_INSTRUCTIONS FOR THE TASK_
Return the passage from the text about Rising Fawn, word for word, from "Rising Fawn is located" to "son Desmond Jr.".

_TEXT BLOCK_
Rising Fawn is a small unincorporated community in the southern part of Dade County, Georgia, United States.  It is part of the Chattanooga, TN–GA Metropolitan Statistical Area. It is also the location of Cloudland Canyon State Park.

Rising Fawn was named after the child of a Cherokee Indian chieftain. The custom was to name the child after the first thing seen. On the following dawn, the chief saw a fawn rise from its bed and thought that he hadn't seen anything more beautiful. He then named his child Rising Fawn.

Geography

Rising Fawn is located in the northwestern part of Georgia, very close to the Alabama state line. Interstate 59 runs from southwest to northeast to the west of the community, leading northeast  to Chattanooga, Tennessee (via I-59 to I-24), and southwest  to Birmingham, Alabama. U.S. Route 11 also runs through the community, leading north  to Trenton, the county seat of Dade County, and southwest  to Hammondville, Alabama.

Notable people
Desmond Doss, Medal of Honor recipient from World War II portrayed in the 2016 film Hacksaw Ridge, resided in Rising Fawn for most of his life after the war, together with his wife Dorothy and their son Desmond Jr.

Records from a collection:
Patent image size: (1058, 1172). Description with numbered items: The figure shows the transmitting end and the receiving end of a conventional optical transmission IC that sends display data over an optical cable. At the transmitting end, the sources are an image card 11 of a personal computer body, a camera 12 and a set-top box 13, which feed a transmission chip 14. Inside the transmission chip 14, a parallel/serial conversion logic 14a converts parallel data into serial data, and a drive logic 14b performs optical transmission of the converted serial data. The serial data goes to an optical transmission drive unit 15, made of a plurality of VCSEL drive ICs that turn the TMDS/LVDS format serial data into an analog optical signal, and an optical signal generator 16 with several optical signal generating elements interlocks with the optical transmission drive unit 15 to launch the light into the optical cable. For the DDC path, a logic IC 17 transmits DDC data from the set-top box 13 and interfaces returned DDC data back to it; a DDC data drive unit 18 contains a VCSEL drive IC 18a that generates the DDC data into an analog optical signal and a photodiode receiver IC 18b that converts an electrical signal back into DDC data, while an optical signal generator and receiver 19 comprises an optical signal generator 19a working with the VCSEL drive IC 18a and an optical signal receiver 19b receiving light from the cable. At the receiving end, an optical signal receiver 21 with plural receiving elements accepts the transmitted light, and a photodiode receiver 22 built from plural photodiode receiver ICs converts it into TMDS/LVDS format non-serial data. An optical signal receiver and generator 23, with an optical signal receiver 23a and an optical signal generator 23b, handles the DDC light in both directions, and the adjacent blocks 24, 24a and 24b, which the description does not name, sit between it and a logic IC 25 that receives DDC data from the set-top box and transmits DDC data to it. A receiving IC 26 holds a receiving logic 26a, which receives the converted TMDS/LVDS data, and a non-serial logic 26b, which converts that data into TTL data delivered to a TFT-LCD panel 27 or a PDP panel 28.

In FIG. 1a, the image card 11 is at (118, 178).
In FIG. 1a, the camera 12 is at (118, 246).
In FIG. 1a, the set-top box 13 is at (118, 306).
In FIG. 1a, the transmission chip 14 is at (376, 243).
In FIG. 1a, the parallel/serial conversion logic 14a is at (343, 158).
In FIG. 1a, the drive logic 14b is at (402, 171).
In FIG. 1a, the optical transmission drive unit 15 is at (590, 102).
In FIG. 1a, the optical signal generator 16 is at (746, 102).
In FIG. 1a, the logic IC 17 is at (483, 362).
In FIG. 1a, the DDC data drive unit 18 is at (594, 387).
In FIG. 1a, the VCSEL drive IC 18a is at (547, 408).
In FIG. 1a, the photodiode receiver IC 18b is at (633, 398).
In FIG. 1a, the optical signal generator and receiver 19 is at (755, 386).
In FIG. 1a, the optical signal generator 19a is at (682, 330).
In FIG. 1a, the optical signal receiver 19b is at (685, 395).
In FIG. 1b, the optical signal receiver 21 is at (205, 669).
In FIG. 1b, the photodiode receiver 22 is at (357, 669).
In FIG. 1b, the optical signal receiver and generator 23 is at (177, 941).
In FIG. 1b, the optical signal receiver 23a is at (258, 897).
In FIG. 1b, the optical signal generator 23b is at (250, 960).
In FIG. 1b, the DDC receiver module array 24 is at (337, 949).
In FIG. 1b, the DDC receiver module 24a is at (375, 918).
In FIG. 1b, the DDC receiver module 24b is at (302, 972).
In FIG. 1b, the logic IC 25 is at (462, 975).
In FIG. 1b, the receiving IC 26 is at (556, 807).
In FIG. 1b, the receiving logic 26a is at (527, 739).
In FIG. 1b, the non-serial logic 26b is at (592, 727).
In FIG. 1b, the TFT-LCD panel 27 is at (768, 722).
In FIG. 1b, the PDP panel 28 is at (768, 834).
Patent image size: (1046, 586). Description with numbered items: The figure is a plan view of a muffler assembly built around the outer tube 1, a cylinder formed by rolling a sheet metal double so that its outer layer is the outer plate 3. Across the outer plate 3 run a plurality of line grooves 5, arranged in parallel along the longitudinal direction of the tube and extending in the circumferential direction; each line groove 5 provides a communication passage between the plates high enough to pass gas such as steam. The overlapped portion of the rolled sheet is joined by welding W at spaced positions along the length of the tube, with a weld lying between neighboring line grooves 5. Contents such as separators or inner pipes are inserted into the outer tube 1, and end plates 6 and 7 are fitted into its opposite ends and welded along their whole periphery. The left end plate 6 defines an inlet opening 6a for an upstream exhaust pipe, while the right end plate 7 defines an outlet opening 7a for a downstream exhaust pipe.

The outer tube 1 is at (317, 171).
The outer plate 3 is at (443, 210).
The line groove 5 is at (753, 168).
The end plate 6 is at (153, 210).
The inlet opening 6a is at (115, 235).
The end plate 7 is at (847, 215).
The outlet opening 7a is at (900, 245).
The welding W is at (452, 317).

_RESULT FOR THIS TASK_
Rising Fawn is located in the northwestern part of Georgia, very close to the Alabama state line. Interstate 59 runs from southwest to northeast to the west of the community, leading northeast  to Chattanooga, Tennessee (via I-59 to I-24), and southwest  to Birmingham, Alabama. U.S. Route 11 also runs through the community, leading north  to Trenton, the county seat of Dade County, and southwest  to Hammondville, Alabama.

Notable people
Desmond Doss, Medal of Honor recipient from World War II portrayed in the 2016 film Hacksaw Ridge, resided in Rising Fawn for most of his life after the war, together with his wife Dorothy and their son Desmond Jr.